Passage to read:
———

# Audio configuration !



## ejtonio (Oct 30, 2012)

JVC KW-R400 Double DIN MOS-FET 50W x 4
in car speakers = 2 front + 2 rear
explod amp XW-SW1 rms 140w, max 350w
explod box sub rms 350w, max 1000w 

-sub doesnt sound good at all, and in car speakers crack when volume turned up from 0 to 25, starting from 20.
-(whatever happened to my neighbours get to hear me before they see me! ha ha)
-maybe i need more rms on the amp? 

-Twice i had to reset the jvc player, after playing at volume 25, no audio heard at that time, jvc pla-yer displayed wiring misconfiguration and needs to be reset.
Dont know why that happens. Im only using a max 350w amp for a max 1000w sub.

-what i really need is not loud thunderous bass audible upto 2 blocks.
-i wanna enjoy high quality deep bass at low volume, & enjoy my long distance drivin.
-i dont hear/feel the sub working at all unless i crank up the volume to 20, and at 25, the in car speakers crack a lot so much so the car on the next lane knows ive got dumb incar speakers.

———

Data:
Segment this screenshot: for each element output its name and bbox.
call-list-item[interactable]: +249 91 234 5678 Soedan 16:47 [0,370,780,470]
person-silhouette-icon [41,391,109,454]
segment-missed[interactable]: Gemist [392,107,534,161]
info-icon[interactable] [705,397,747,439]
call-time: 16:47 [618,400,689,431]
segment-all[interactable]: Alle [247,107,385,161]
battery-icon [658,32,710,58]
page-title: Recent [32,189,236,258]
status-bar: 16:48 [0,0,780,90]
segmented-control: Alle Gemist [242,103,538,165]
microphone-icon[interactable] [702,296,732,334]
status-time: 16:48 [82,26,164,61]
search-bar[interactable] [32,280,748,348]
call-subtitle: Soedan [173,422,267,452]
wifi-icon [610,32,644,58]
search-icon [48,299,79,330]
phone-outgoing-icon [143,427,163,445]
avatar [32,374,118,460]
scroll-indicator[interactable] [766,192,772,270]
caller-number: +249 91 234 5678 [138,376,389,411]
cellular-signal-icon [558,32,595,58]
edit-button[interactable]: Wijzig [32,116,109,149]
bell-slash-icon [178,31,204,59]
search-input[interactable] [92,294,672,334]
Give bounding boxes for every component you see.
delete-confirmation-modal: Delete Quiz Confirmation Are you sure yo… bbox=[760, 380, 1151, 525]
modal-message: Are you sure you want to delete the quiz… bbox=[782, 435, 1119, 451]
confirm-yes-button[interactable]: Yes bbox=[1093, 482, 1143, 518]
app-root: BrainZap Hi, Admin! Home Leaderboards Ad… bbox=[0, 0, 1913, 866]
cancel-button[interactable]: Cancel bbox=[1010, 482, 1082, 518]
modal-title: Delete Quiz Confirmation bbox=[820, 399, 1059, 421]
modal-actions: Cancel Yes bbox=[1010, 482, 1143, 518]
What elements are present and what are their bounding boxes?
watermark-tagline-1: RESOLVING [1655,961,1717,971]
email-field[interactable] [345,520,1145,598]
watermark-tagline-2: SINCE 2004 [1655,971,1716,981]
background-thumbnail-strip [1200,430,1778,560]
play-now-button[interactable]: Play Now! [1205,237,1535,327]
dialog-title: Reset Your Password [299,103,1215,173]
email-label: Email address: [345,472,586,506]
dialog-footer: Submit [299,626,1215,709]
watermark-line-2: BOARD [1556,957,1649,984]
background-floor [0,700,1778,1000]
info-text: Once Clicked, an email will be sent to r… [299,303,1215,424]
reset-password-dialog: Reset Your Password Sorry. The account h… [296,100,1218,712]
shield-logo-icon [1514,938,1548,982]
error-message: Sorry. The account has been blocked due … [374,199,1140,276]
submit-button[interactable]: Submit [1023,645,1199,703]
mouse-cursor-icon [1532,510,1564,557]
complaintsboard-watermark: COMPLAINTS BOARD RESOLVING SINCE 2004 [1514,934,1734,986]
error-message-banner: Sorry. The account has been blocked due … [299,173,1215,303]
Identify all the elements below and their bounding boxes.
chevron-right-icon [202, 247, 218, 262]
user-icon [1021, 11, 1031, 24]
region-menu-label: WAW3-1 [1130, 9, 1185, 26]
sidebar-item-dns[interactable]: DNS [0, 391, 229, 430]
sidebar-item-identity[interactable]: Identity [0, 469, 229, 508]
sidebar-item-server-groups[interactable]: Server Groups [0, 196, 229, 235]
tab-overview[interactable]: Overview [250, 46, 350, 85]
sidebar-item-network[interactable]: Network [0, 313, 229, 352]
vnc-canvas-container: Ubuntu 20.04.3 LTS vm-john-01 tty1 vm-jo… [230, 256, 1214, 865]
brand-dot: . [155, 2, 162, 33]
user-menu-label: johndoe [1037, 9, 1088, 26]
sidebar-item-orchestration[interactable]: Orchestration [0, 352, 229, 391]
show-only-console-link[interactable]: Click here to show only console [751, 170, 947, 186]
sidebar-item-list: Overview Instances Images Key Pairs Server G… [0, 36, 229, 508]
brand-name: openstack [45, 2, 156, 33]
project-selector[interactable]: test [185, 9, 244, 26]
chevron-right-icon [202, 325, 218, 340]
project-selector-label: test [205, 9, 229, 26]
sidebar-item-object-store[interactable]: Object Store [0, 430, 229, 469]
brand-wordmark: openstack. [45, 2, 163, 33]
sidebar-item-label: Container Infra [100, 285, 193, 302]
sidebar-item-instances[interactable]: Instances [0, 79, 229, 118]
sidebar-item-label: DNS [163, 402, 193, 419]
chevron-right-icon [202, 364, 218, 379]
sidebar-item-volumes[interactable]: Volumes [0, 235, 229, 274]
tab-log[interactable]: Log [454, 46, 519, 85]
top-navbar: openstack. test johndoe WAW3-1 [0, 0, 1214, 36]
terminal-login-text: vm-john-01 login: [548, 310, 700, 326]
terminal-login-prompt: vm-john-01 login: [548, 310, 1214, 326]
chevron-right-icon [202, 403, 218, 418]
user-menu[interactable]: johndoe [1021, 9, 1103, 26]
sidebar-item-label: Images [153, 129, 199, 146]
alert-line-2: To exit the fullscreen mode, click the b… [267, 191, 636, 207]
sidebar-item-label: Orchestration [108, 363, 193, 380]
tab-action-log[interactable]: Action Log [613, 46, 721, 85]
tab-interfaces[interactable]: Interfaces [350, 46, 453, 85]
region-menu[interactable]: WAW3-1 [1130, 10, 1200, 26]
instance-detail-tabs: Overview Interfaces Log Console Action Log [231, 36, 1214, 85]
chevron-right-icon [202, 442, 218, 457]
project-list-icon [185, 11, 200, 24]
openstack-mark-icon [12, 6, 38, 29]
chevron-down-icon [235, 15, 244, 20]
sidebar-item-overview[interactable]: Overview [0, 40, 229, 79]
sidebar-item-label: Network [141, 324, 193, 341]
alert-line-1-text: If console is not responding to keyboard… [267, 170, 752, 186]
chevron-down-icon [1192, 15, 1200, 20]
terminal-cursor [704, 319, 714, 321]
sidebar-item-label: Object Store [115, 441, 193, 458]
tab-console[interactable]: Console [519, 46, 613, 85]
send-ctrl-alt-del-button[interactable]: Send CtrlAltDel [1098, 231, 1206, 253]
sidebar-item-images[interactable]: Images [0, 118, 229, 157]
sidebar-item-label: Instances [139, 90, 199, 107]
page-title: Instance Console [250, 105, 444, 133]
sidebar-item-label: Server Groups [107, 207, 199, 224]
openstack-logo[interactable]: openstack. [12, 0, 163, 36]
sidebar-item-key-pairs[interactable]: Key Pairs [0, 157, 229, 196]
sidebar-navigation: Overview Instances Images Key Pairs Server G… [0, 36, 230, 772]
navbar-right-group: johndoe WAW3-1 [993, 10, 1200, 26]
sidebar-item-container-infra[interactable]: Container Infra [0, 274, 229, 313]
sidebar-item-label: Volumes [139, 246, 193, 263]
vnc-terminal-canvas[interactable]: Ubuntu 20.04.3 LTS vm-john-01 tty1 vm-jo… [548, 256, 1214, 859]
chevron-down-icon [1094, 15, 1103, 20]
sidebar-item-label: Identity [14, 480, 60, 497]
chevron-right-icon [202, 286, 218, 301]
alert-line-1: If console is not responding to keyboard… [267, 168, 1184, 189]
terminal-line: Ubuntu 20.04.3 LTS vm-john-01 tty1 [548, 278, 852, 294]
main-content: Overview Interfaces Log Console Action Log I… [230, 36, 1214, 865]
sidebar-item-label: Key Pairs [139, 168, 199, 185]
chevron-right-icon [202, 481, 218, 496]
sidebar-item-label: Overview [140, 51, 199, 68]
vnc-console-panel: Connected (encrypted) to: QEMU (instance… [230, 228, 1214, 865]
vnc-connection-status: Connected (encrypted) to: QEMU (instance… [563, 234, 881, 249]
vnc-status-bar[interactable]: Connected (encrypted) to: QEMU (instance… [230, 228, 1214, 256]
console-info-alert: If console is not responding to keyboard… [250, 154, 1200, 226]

———

Written tasks:
1. In the car audio forum post, at what volume level do the in-car speakers begin to crack?
2. Write a continuation of the car audio forum post that picks up right after its final sentence.

Answer list:
1. They start cracking at volume 20.

2.
-Can someone please suggest a better configuration.?
-Max budget $1000.00
-Any help'd be much appreciated.
-Cheers !


----------



## jaggerwild (May 21, 2007)

anything over 25 gets you distortion, A high end head unit(more expensive) will do you better. Also its not always the WATTS that get you heard before your seen, A LOT goes into a system. You will need extra power for the rear to re enforce the BASS, so when it hits it has what it needs to deliver that tone you need. 
A good system starts from the ground up, you know what you want you just need to find it. You know what they say "How much you got" to spend you can save by doing it yourself research will be your key!
Good luck!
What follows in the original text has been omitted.